▶ _Problem to work on_
Find how many lines of the listing include the string "name", and report only that figure.

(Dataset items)
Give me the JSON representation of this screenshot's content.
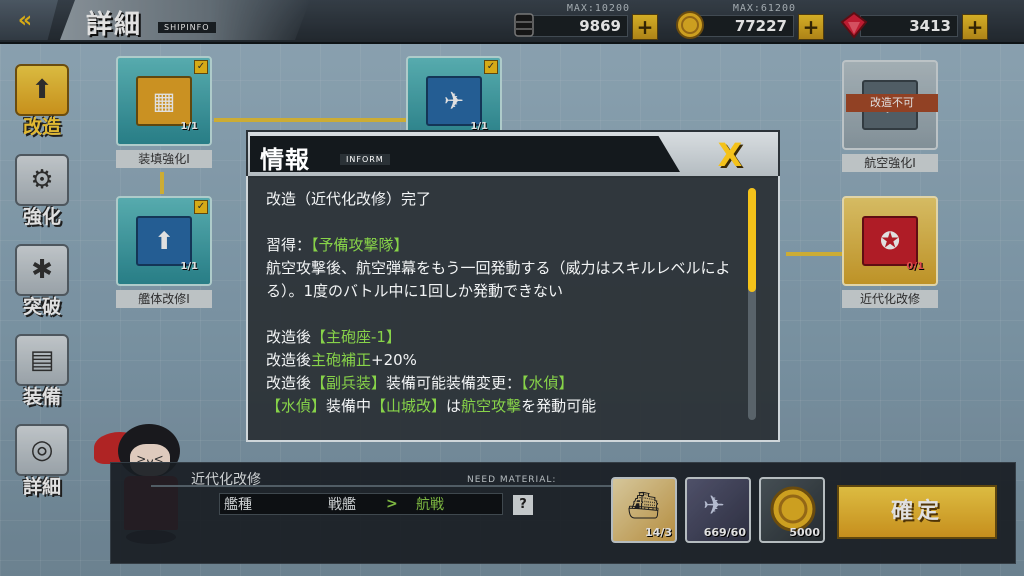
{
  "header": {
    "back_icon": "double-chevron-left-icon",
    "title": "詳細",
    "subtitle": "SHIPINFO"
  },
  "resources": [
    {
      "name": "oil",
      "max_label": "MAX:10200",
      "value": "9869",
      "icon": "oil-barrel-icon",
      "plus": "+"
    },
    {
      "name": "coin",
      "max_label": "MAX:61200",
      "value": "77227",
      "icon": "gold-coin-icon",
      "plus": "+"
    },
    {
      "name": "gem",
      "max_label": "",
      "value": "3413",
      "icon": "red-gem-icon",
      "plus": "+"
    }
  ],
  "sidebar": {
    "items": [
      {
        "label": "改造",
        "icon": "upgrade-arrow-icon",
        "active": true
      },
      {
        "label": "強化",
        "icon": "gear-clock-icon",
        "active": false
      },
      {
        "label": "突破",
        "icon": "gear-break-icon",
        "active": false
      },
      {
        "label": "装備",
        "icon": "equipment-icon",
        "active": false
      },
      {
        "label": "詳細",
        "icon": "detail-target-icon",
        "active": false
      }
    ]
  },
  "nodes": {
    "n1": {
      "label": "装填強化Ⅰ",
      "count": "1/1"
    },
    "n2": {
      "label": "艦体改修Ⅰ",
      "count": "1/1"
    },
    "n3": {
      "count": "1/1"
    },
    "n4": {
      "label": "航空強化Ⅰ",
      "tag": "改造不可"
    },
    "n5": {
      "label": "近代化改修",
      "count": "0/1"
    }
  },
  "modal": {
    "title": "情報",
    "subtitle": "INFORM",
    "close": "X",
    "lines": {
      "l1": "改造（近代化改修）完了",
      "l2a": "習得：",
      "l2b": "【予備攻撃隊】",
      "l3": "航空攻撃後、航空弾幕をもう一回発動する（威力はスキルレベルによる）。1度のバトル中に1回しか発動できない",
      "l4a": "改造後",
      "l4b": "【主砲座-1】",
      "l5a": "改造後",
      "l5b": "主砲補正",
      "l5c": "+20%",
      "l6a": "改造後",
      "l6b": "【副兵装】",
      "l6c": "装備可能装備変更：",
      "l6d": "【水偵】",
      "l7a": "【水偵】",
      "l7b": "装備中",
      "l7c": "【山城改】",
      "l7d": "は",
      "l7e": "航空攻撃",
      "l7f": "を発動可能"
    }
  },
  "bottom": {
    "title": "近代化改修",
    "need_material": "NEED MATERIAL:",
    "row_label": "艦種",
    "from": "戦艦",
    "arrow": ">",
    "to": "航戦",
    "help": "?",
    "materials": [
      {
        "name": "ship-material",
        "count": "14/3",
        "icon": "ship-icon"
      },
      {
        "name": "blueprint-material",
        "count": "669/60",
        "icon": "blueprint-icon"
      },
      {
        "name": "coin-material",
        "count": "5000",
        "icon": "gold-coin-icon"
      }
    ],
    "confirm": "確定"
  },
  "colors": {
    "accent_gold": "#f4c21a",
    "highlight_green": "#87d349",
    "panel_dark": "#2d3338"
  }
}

▶ _Exercise output_
6